┌────────

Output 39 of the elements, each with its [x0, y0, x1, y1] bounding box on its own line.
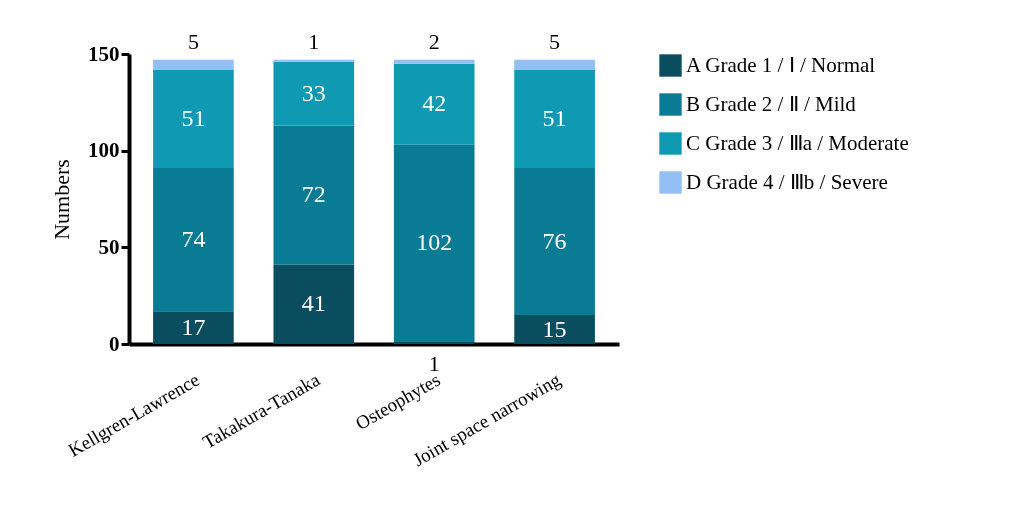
- data-label: 17: [181, 313, 206, 340]
- data-label: 15: [542, 315, 567, 342]
- legend-label: A Grade 1 / Ⅰ / Normal: [686, 52, 876, 77]
- data-label: 33: [301, 79, 326, 106]
- data-label: 42: [422, 90, 447, 117]
- legend-label: D Grade 4 / Ⅲb / Severe: [686, 169, 888, 194]
- data-label: 5: [549, 28, 561, 54]
- bar: [153, 69, 234, 169]
- y-tick-label: 50: [98, 234, 120, 259]
- legend-label: B Grade 2 / Ⅱ / Mild: [686, 91, 857, 116]
- data-label: 41: [301, 290, 326, 317]
- bar: [273, 264, 355, 344]
- data-label: 72: [301, 181, 326, 208]
- y-tick-label: 100: [88, 138, 120, 163]
- data-label: 1: [308, 28, 320, 54]
- bar: [153, 59, 234, 70]
- bar: [514, 69, 595, 169]
- bar: [514, 59, 595, 70]
- data-label: 102: [416, 229, 453, 256]
- bar: [393, 63, 475, 145]
- bar: [153, 168, 234, 312]
- bar: [273, 125, 355, 265]
- bar: [273, 61, 355, 126]
- bar: [153, 311, 234, 344]
- data-label: 76: [542, 227, 567, 254]
- data-label: 1: [428, 351, 440, 376]
- y-tick-label: 150: [88, 41, 120, 66]
- data-label: 74: [181, 225, 206, 252]
- data-label: 5: [187, 28, 199, 54]
- bar: [514, 168, 595, 315]
- data-label: 2: [428, 28, 440, 54]
- bar: [393, 144, 475, 343]
- legend-label: C Grade 3 / Ⅲa / Moderate: [686, 130, 909, 155]
- data-label: 51: [181, 104, 206, 131]
- bar: [514, 315, 595, 344]
- data-label: 51: [542, 104, 567, 131]
- bar: [393, 59, 475, 64]
- y-tick-label: 0: [109, 331, 120, 356]
- y-axis-title: Numbers: [49, 159, 74, 240]
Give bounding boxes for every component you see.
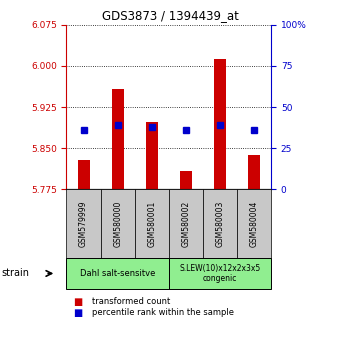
- Text: GDS3873 / 1394439_at: GDS3873 / 1394439_at: [102, 9, 239, 22]
- Text: ■: ■: [73, 308, 83, 318]
- Bar: [248, 155, 260, 189]
- Bar: [180, 171, 192, 189]
- Text: percentile rank within the sample: percentile rank within the sample: [92, 308, 234, 317]
- Bar: [214, 59, 226, 189]
- Bar: [78, 160, 89, 189]
- Text: GSM580003: GSM580003: [216, 201, 224, 247]
- Text: GSM580004: GSM580004: [250, 201, 258, 247]
- Bar: [146, 122, 158, 189]
- Text: GSM580000: GSM580000: [113, 201, 122, 247]
- Text: GSM579999: GSM579999: [79, 201, 88, 247]
- Text: strain: strain: [2, 268, 30, 279]
- Text: transformed count: transformed count: [92, 297, 170, 307]
- Text: GSM580001: GSM580001: [147, 201, 156, 247]
- Text: Dahl salt-sensitve: Dahl salt-sensitve: [80, 269, 155, 278]
- Bar: [112, 89, 123, 189]
- Text: ■: ■: [73, 297, 83, 307]
- Text: GSM580002: GSM580002: [181, 201, 190, 247]
- Text: S.LEW(10)x12x2x3x5
congenic: S.LEW(10)x12x2x3x5 congenic: [179, 264, 261, 283]
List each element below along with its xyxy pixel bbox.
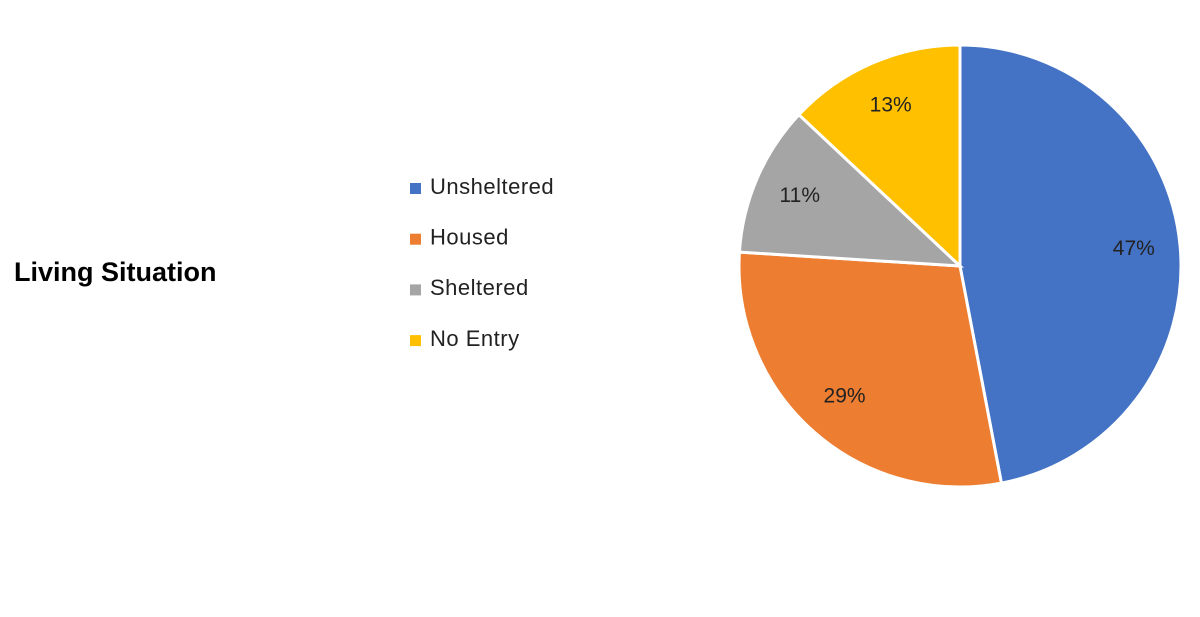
legend-swatch <box>410 284 421 296</box>
chart-title: Living Situation <box>14 257 217 287</box>
data-label: 47% <box>1113 237 1155 260</box>
pie-slice <box>958 43 1183 485</box>
data-label: 13% <box>870 93 912 116</box>
pie-slice <box>737 112 965 268</box>
legend-swatch <box>410 233 421 245</box>
pie-slice <box>737 250 1004 489</box>
pie-slice <box>796 43 962 270</box>
legend-swatch <box>410 335 421 347</box>
legend-label: Sheltered <box>430 275 529 300</box>
legend-swatch <box>410 183 421 194</box>
data-label: 11% <box>780 184 820 207</box>
data-label: 29% <box>824 385 866 408</box>
legend-label: Unsheltered <box>430 174 554 199</box>
legend-label: Housed <box>430 225 509 250</box>
legend-label: No Entry <box>430 326 520 351</box>
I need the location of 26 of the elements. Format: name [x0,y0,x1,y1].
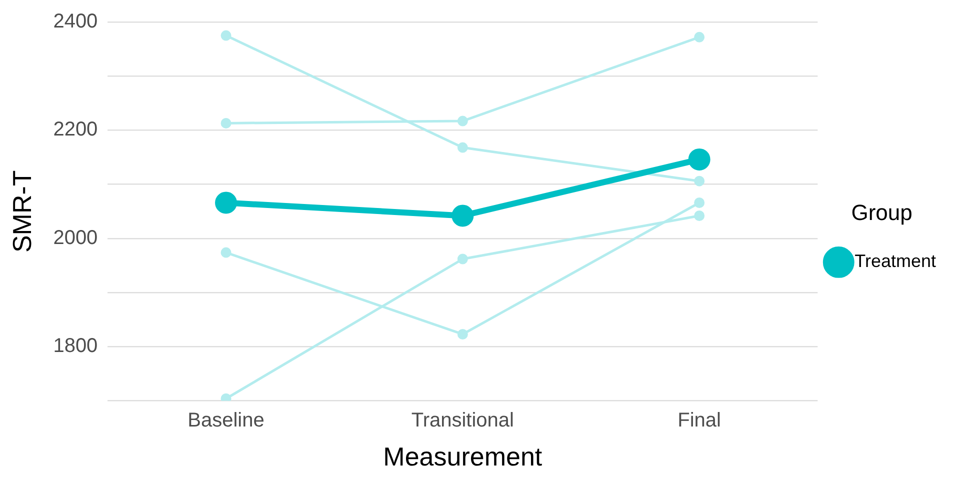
point [452,204,474,227]
point [215,192,238,214]
y-tick-label: 1800 [53,335,98,358]
point [220,247,232,258]
point [694,210,705,221]
point [457,116,468,126]
x-axis-title: Measurement [383,442,543,472]
y-tick-label: 2000 [53,226,98,249]
y-tick-label: 2200 [53,118,98,141]
legend-title: Group [851,200,912,225]
point [694,176,705,186]
point [220,393,232,401]
y-tick-label: 2400 [53,10,98,33]
x-tick-label: Transitional [411,409,514,432]
point [457,254,468,264]
point [694,197,705,208]
point [457,142,468,153]
legend-label: Treatment [854,251,936,272]
point [457,328,468,340]
x-tick-label: Final [678,409,721,432]
x-tick-label: Baseline [188,409,264,432]
point [220,30,232,41]
y-axis-title: SMR-T [6,170,37,253]
point [220,118,232,128]
point [694,32,705,42]
point [688,148,710,170]
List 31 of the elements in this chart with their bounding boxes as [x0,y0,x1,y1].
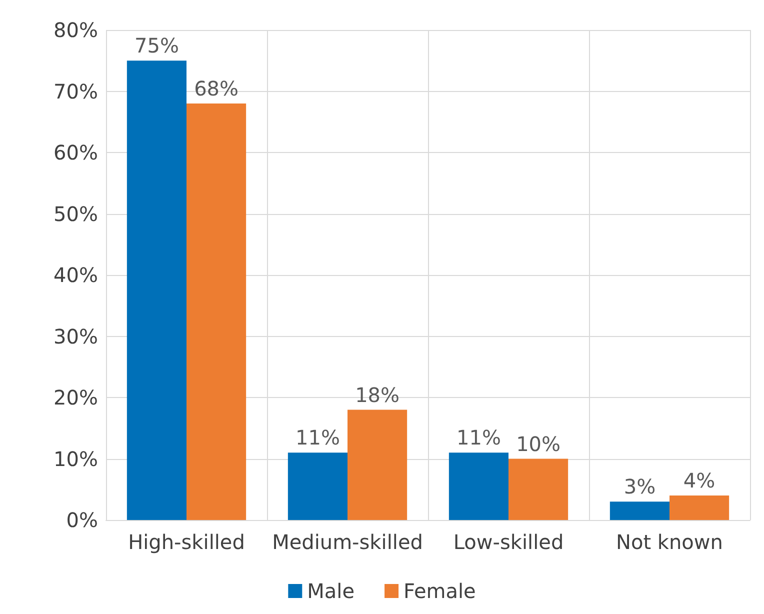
y-tick-label: 30% [54,324,98,348]
data-label: 75% [134,34,179,58]
data-label: 10% [516,432,561,456]
y-tick-label: 50% [54,202,98,226]
x-tick-label: Low-skilled [453,530,564,554]
data-label: 11% [295,426,340,450]
y-tick-label: 60% [54,140,98,164]
bar [126,60,186,520]
x-tick-label: Medium-skilled [272,530,423,554]
data-label: 11% [456,426,501,450]
x-tick-label: Not known [616,530,723,554]
bar [288,452,348,520]
y-tick-label: 20% [54,386,98,410]
bar [508,458,568,520]
y-tick-label: 0% [66,508,98,532]
bar [186,104,246,520]
data-label: 18% [355,382,400,407]
y-tick-label: 10% [54,446,98,471]
bar [670,496,730,520]
y-tick-label: 40% [54,263,98,287]
bar [610,502,670,520]
y-tick-label: 70% [54,79,98,104]
bar [448,452,508,520]
legend-label: Female [404,579,476,603]
data-label: 68% [194,76,239,100]
data-label: 3% [624,474,656,499]
legend-label: Male [307,579,355,603]
y-tick-label: 80% [54,18,98,42]
x-tick-label: High-skilled [128,530,245,554]
bar [348,410,408,520]
data-label: 4% [683,468,716,492]
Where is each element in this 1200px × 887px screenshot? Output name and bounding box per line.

└────────

* **Set task**
Print the whole listing above line for line, leaving out the pictures.

* **Exercise answer**
Output 39 of the elements, each with its [x0, y0, x1, y1] bounding box on its own line.
- data-label: 17: [181, 313, 206, 340]
- data-label: 15: [542, 315, 567, 342]
- legend-label: A Grade 1 / Ⅰ / Normal: [686, 52, 876, 77]
- data-label: 33: [301, 79, 326, 106]
- data-label: 42: [422, 90, 447, 117]
- legend-label: D Grade 4 / Ⅲb / Severe: [686, 169, 888, 194]
- data-label: 5: [549, 28, 561, 54]
- bar: [153, 69, 234, 169]
- y-tick-label: 50: [98, 234, 120, 259]
- legend-label: B Grade 2 / Ⅱ / Mild: [686, 91, 857, 116]
- data-label: 41: [301, 290, 326, 317]
- bar: [273, 264, 355, 344]
- data-label: 72: [301, 181, 326, 208]
- y-tick-label: 100: [88, 138, 120, 163]
- data-label: 1: [308, 28, 320, 54]
- bar: [153, 59, 234, 70]
- bar: [514, 69, 595, 169]
- bar: [514, 59, 595, 70]
- data-label: 102: [416, 229, 453, 256]
- bar: [393, 63, 475, 145]
- bar: [153, 168, 234, 312]
- bar: [273, 125, 355, 265]
- bar: [273, 61, 355, 126]
- bar: [153, 311, 234, 344]
- data-label: 76: [542, 227, 567, 254]
- data-label: 1: [428, 351, 440, 376]
- y-tick-label: 150: [88, 41, 120, 66]
- data-label: 74: [181, 225, 206, 252]
- data-label: 5: [187, 28, 199, 54]
- bar: [514, 168, 595, 315]
- data-label: 2: [428, 28, 440, 54]
- bar: [393, 144, 475, 343]
- legend-label: C Grade 3 / Ⅲa / Moderate: [686, 130, 909, 155]
- data-label: 51: [181, 104, 206, 131]
- bar: [514, 315, 595, 344]
- data-label: 51: [542, 104, 567, 131]
- bar: [393, 59, 475, 64]
- y-tick-label: 0: [109, 331, 120, 356]
- y-axis-title: Numbers: [49, 159, 74, 240]
Give bounding boxes for every component you see.
- Text: GDS3873 / 1394439_at: GDS3873 / 1394439_at: [102, 9, 239, 22]
- Text: ■: ■: [73, 308, 83, 318]
- Bar: [248, 155, 260, 189]
- Bar: [180, 171, 192, 189]
- Text: percentile rank within the sample: percentile rank within the sample: [92, 308, 234, 317]
- Bar: [214, 59, 226, 189]
- Bar: [78, 160, 89, 189]
- Text: GSM580003: GSM580003: [216, 201, 224, 247]
- Text: GSM580004: GSM580004: [250, 201, 258, 247]
- Bar: [146, 122, 158, 189]
- Text: GSM580000: GSM580000: [113, 201, 122, 247]
- Text: GSM579999: GSM579999: [79, 201, 88, 247]
- Text: strain: strain: [2, 268, 30, 279]
- Text: transformed count: transformed count: [92, 297, 170, 307]
- Text: GSM580001: GSM580001: [147, 201, 156, 247]
- Text: Dahl salt-sensitve: Dahl salt-sensitve: [80, 269, 155, 278]
- Bar: [112, 89, 123, 189]
- Text: ■: ■: [73, 297, 83, 307]
- Text: GSM580002: GSM580002: [181, 201, 190, 247]
- Text: S.LEW(10)x12x2x3x5
congenic: S.LEW(10)x12x2x3x5 congenic: [179, 264, 261, 283]
List each element below along with its xyxy pixel bbox.
legend-swatch <box>410 284 421 296</box>
chart-title: Living Situation <box>14 257 217 287</box>
data-label: 47% <box>1113 237 1155 260</box>
pie-slice <box>958 43 1183 485</box>
data-label: 13% <box>870 93 912 116</box>
pie-slice <box>737 112 965 268</box>
legend-swatch <box>410 233 421 245</box>
pie-slice <box>737 250 1004 489</box>
pie-slice <box>796 43 962 270</box>
legend-swatch <box>410 335 421 347</box>
legend-label: Sheltered <box>430 275 529 300</box>
legend-swatch <box>410 183 421 194</box>
data-label: 11% <box>780 184 820 207</box>
data-label: 29% <box>824 385 866 408</box>
legend-label: Unsheltered <box>430 174 554 199</box>
legend-label: Housed <box>430 225 509 250</box>
legend-label: No Entry <box>430 326 520 351</box>
I need the location of 26 of the elements. Format: name [x0,y0,x1,y1].
point [452,204,474,227]
point [215,192,238,214]
y-tick-label: 1800 [53,335,98,358]
point [220,247,232,258]
point [694,210,705,221]
point [457,116,468,126]
x-axis-title: Measurement [383,442,543,472]
y-tick-label: 2000 [53,226,98,249]
y-tick-label: 2200 [53,118,98,141]
legend-title: Group [851,200,912,225]
point [694,176,705,186]
point [220,393,232,401]
y-tick-label: 2400 [53,10,98,33]
x-tick-label: Transitional [411,409,514,432]
point [457,254,468,264]
point [694,197,705,208]
point [457,142,468,153]
legend-label: Treatment [854,251,936,272]
point [457,328,468,340]
x-tick-label: Final [678,409,721,432]
x-tick-label: Baseline [188,409,264,432]
point [220,30,232,41]
y-axis-title: SMR-T [6,170,37,253]
point [220,118,232,128]
point [694,32,705,42]
point [688,148,710,170]
List 31 of the elements in this chart with their bounding boxes as [x0,y0,x1,y1].
y-tick-label: 30% [54,324,98,348]
data-label: 75% [134,34,179,58]
data-label: 10% [516,432,561,456]
y-tick-label: 50% [54,202,98,226]
x-tick-label: Low-skilled [453,530,564,554]
data-label: 11% [295,426,340,450]
y-tick-label: 60% [54,140,98,164]
bar [126,60,186,520]
x-tick-label: Medium-skilled [272,530,423,554]
data-label: 11% [456,426,501,450]
x-tick-label: Not known [616,530,723,554]
bar [288,452,348,520]
y-tick-label: 20% [54,386,98,410]
bar [508,458,568,520]
y-tick-label: 0% [66,508,98,532]
bar [186,104,246,520]
data-label: 18% [355,382,400,407]
y-tick-label: 10% [54,446,98,471]
bar [670,496,730,520]
y-tick-label: 40% [54,263,98,287]
bar [610,502,670,520]
y-tick-label: 70% [54,79,98,104]
bar [448,452,508,520]
legend-label: Female [404,579,476,603]
data-label: 68% [194,76,239,100]
data-label: 3% [624,474,656,499]
legend-label: Male [307,579,355,603]
y-tick-label: 80% [54,18,98,42]
x-tick-label: High-skilled [128,530,245,554]
bar [348,410,408,520]
data-label: 4% [683,468,716,492]
Where is each element in this 1200px × 887px screenshot? Output name and bounding box per line.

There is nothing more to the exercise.